*GOAL*:
Transcribe all the records with complete accuracy.

Collected data entries:
╭──

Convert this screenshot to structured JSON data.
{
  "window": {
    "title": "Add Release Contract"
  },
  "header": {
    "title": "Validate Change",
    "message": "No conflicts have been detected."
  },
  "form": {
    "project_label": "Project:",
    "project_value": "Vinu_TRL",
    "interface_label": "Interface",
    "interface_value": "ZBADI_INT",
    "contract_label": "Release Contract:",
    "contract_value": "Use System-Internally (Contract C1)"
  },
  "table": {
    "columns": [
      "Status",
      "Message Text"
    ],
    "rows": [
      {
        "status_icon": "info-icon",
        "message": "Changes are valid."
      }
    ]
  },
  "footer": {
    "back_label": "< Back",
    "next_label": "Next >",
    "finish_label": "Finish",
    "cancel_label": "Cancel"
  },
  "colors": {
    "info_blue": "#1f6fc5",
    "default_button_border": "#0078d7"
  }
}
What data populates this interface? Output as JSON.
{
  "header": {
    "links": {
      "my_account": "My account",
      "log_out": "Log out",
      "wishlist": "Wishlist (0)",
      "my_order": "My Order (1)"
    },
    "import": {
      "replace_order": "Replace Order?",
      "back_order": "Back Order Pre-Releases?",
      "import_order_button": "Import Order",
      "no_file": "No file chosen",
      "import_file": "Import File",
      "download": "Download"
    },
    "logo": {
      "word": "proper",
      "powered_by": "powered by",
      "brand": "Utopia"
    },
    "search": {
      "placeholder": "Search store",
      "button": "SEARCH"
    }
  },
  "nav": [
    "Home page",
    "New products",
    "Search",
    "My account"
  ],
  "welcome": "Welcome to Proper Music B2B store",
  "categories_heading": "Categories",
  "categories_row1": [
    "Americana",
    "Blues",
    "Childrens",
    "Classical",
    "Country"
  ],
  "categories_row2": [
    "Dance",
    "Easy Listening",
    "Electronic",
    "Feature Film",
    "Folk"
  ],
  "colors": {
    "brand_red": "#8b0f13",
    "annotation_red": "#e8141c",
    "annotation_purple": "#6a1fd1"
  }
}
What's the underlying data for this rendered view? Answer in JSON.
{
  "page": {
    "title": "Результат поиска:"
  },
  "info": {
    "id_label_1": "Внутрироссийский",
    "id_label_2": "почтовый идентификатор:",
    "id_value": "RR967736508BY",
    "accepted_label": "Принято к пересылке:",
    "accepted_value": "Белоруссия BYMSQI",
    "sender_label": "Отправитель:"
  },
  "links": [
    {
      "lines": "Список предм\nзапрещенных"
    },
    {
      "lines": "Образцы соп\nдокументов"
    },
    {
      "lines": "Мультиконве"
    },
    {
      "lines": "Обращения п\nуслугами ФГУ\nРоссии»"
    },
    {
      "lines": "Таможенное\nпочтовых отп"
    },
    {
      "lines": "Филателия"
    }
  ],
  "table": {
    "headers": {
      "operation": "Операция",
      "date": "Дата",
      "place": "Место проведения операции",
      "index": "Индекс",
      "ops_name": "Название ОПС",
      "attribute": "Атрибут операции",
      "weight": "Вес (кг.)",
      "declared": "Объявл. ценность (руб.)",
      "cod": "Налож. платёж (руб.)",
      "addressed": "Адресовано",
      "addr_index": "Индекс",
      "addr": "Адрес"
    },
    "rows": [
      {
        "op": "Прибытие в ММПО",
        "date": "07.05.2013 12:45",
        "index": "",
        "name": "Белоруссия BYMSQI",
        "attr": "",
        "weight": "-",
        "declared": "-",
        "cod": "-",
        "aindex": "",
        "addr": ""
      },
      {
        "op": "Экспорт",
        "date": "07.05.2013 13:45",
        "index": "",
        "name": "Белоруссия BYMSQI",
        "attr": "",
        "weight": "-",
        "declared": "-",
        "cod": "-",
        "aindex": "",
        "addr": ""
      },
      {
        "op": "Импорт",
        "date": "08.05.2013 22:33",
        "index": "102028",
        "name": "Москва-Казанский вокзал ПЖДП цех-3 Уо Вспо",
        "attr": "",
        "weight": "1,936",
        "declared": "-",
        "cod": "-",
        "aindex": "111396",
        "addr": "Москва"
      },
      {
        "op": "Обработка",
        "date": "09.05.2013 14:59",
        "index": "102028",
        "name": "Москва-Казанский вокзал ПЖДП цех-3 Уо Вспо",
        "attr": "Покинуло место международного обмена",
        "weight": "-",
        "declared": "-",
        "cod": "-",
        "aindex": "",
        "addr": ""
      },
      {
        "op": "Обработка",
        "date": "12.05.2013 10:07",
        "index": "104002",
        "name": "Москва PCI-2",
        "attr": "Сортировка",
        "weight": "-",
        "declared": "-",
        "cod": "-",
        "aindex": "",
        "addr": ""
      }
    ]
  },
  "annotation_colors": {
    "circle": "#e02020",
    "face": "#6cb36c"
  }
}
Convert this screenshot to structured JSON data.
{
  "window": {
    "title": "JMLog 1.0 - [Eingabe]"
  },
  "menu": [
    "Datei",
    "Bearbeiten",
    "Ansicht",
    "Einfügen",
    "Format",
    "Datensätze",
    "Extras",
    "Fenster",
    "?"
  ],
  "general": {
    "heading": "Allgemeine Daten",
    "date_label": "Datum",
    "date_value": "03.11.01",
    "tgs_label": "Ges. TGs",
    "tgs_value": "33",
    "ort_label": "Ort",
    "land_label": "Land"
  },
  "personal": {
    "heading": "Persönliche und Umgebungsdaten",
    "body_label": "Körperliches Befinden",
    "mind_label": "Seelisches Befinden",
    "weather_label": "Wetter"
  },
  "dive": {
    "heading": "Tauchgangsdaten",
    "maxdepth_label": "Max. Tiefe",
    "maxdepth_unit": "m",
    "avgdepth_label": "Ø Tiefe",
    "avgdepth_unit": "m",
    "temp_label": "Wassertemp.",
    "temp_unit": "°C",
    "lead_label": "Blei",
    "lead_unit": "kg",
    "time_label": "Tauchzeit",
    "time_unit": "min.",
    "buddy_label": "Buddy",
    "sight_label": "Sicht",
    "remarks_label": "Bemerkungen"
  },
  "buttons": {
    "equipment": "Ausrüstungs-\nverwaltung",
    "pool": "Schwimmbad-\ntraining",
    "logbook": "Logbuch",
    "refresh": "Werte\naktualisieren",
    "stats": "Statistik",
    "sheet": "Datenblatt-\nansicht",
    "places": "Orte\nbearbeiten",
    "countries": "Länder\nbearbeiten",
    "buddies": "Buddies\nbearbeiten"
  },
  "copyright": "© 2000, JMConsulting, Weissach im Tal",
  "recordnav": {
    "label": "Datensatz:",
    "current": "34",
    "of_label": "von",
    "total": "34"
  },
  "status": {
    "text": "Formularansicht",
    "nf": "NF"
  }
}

╰──

*COMPLETE RESPONSE*:
Convert this screenshot to structured JSON data.
{
  "window": {
    "title": "Add Release Contract"
  },
  "header": {
    "title": "Validate Change",
    "message": "No conflicts have been detected."
  },
  "form": {
    "project_label": "Project:",
    "project_value": "Vinu_TRL",
    "interface_label": "Interface",
    "interface_value": "ZBADI_INT",
    "contract_label": "Release Contract:",
    "contract_value": "Use System-Internally (Contract C1)"
  },
  "table": {
    "columns": [
      "Status",
      "Message Text"
    ],
    "rows": [
      {
        "status_icon": "info-icon",
        "message": "Changes are valid."
      }
    ]
  },
  "footer": {
    "back_label": "< Back",
    "next_label": "Next >",
    "finish_label": "Finish",
    "cancel_label": "Cancel"
  },
  "colors": {
    "info_blue": "#1f6fc5",
    "default_button_border": "#0078d7"
  }
}
What data populates this interface? Output as JSON.
{
  "header": {
    "links": {
      "my_account": "My account",
      "log_out": "Log out",
      "wishlist": "Wishlist (0)",
      "my_order": "My Order (1)"
    },
    "import": {
      "replace_order": "Replace Order?",
      "back_order": "Back Order Pre-Releases?",
      "import_order_button": "Import Order",
      "no_file": "No file chosen",
      "import_file": "Import File",
      "download": "Download"
    },
    "logo": {
      "word": "proper",
      "powered_by": "powered by",
      "brand": "Utopia"
    },
    "search": {
      "placeholder": "Search store",
      "button": "SEARCH"
    }
  },
  "nav": [
    "Home page",
    "New products",
    "Search",
    "My account"
  ],
  "welcome": "Welcome to Proper Music B2B store",
  "categories_heading": "Categories",
  "categories_row1": [
    "Americana",
    "Blues",
    "Childrens",
    "Classical",
    "Country"
  ],
  "categories_row2": [
    "Dance",
    "Easy Listening",
    "Electronic",
    "Feature Film",
    "Folk"
  ],
  "colors": {
    "brand_red": "#8b0f13",
    "annotation_red": "#e8141c",
    "annotation_purple": "#6a1fd1"
  }
}
What's the underlying data for this rendered view? Answer in JSON.
{
  "page": {
    "title": "Результат поиска:"
  },
  "info": {
    "id_label_1": "Внутрироссийский",
    "id_label_2": "почтовый идентификатор:",
    "id_value": "RR967736508BY",
    "accepted_label": "Принято к пересылке:",
    "accepted_value": "Белоруссия BYMSQI",
    "sender_label": "Отправитель:"
  },
  "links": [
    {
      "lines": "Список предм\nзапрещенных"
    },
    {
      "lines": "Образцы соп\nдокументов"
    },
    {
      "lines": "Мультиконве"
    },
    {
      "lines": "Обращения п\nуслугами ФГУ\nРоссии»"
    },
    {
      "lines": "Таможенное\nпочтовых отп"
    },
    {
      "lines": "Филателия"
    }
  ],
  "table": {
    "headers": {
      "operation": "Операция",
      "date": "Дата",
      "place": "Место проведения операции",
      "index": "Индекс",
      "ops_name": "Название ОПС",
      "attribute": "Атрибут операции",
      "weight": "Вес (кг.)",
      "declared": "Объявл. ценность (руб.)",
      "cod": "Налож. платёж (руб.)",
      "addressed": "Адресовано",
      "addr_index": "Индекс",
      "addr": "Адрес"
    },
    "rows": [
      {
        "op": "Прибытие в ММПО",
        "date": "07.05.2013 12:45",
        "index": "",
        "name": "Белоруссия BYMSQI",
        "attr": "",
        "weight": "-",
        "declared": "-",
        "cod": "-",
        "aindex": "",
        "addr": ""
      },
      {
        "op": "Экспорт",
        "date": "07.05.2013 13:45",
        "index": "",
        "name": "Белоруссия BYMSQI",
        "attr": "",
        "weight": "-",
        "declared": "-",
        "cod": "-",
        "aindex": "",
        "addr": ""
      },
      {
        "op": "Импорт",
        "date": "08.05.2013 22:33",
        "index": "102028",
        "name": "Москва-Казанский вокзал ПЖДП цех-3 Уо Вспо",
        "attr": "",
        "weight": "1,936",
        "declared": "-",
        "cod": "-",
        "aindex": "111396",
        "addr": "Москва"
      },
      {
        "op": "Обработка",
        "date": "09.05.2013 14:59",
        "index": "102028",
        "name": "Москва-Казанский вокзал ПЖДП цех-3 Уо Вспо",
        "attr": "Покинуло место международного обмена",
        "weight": "-",
        "declared": "-",
        "cod": "-",
        "aindex": "",
        "addr": ""
      },
      {
        "op": "Обработка",
        "date": "12.05.2013 10:07",
        "index": "104002",
        "name": "Москва PCI-2",
        "attr": "Сортировка",
        "weight": "-",
        "declared": "-",
        "cod": "-",
        "aindex": "",
        "addr": ""
      }
    ]
  },
  "annotation_colors": {
    "circle": "#e02020",
    "face": "#6cb36c"
  }
}
Convert this screenshot to structured JSON data.
{
  "window": {
    "title": "JMLog 1.0 - [Eingabe]"
  },
  "menu": [
    "Datei",
    "Bearbeiten",
    "Ansicht",
    "Einfügen",
    "Format",
    "Datensätze",
    "Extras",
    "Fenster",
    "?"
  ],
  "general": {
    "heading": "Allgemeine Daten",
    "date_label": "Datum",
    "date_value": "03.11.01",
    "tgs_label": "Ges. TGs",
    "tgs_value": "33",
    "ort_label": "Ort",
    "land_label": "Land"
  },
  "personal": {
    "heading": "Persönliche und Umgebungsdaten",
    "body_label": "Körperliches Befinden",
    "mind_label": "Seelisches Befinden",
    "weather_label": "Wetter"
  },
  "dive": {
    "heading": "Tauchgangsdaten",
    "maxdepth_label": "Max. Tiefe",
    "maxdepth_unit": "m",
    "avgdepth_label": "Ø Tiefe",
    "avgdepth_unit": "m",
    "temp_label": "Wassertemp.",
    "temp_unit": "°C",
    "lead_label": "Blei",
    "lead_unit": "kg",
    "time_label": "Tauchzeit",
    "time_unit": "min.",
    "buddy_label": "Buddy",
    "sight_label": "Sicht",
    "remarks_label": "Bemerkungen"
  },
  "buttons": {
    "equipment": "Ausrüstungs-\nverwaltung",
    "pool": "Schwimmbad-\ntraining",
    "logbook": "Logbuch",
    "refresh": "Werte\naktualisieren",
    "stats": "Statistik",
    "sheet": "Datenblatt-\nansicht",
    "places": "Orte\nbearbeiten",
    "countries": "Länder\nbearbeiten",
    "buddies": "Buddies\nbearbeiten"
  },
  "copyright": "© 2000, JMConsulting, Weissach im Tal",
  "recordnav": {
    "label": "Datensatz:",
    "current": "34",
    "of_label": "von",
    "total": "34"
  },
  "status": {
    "text": "Formularansicht",
    "nf": "NF"
  }
}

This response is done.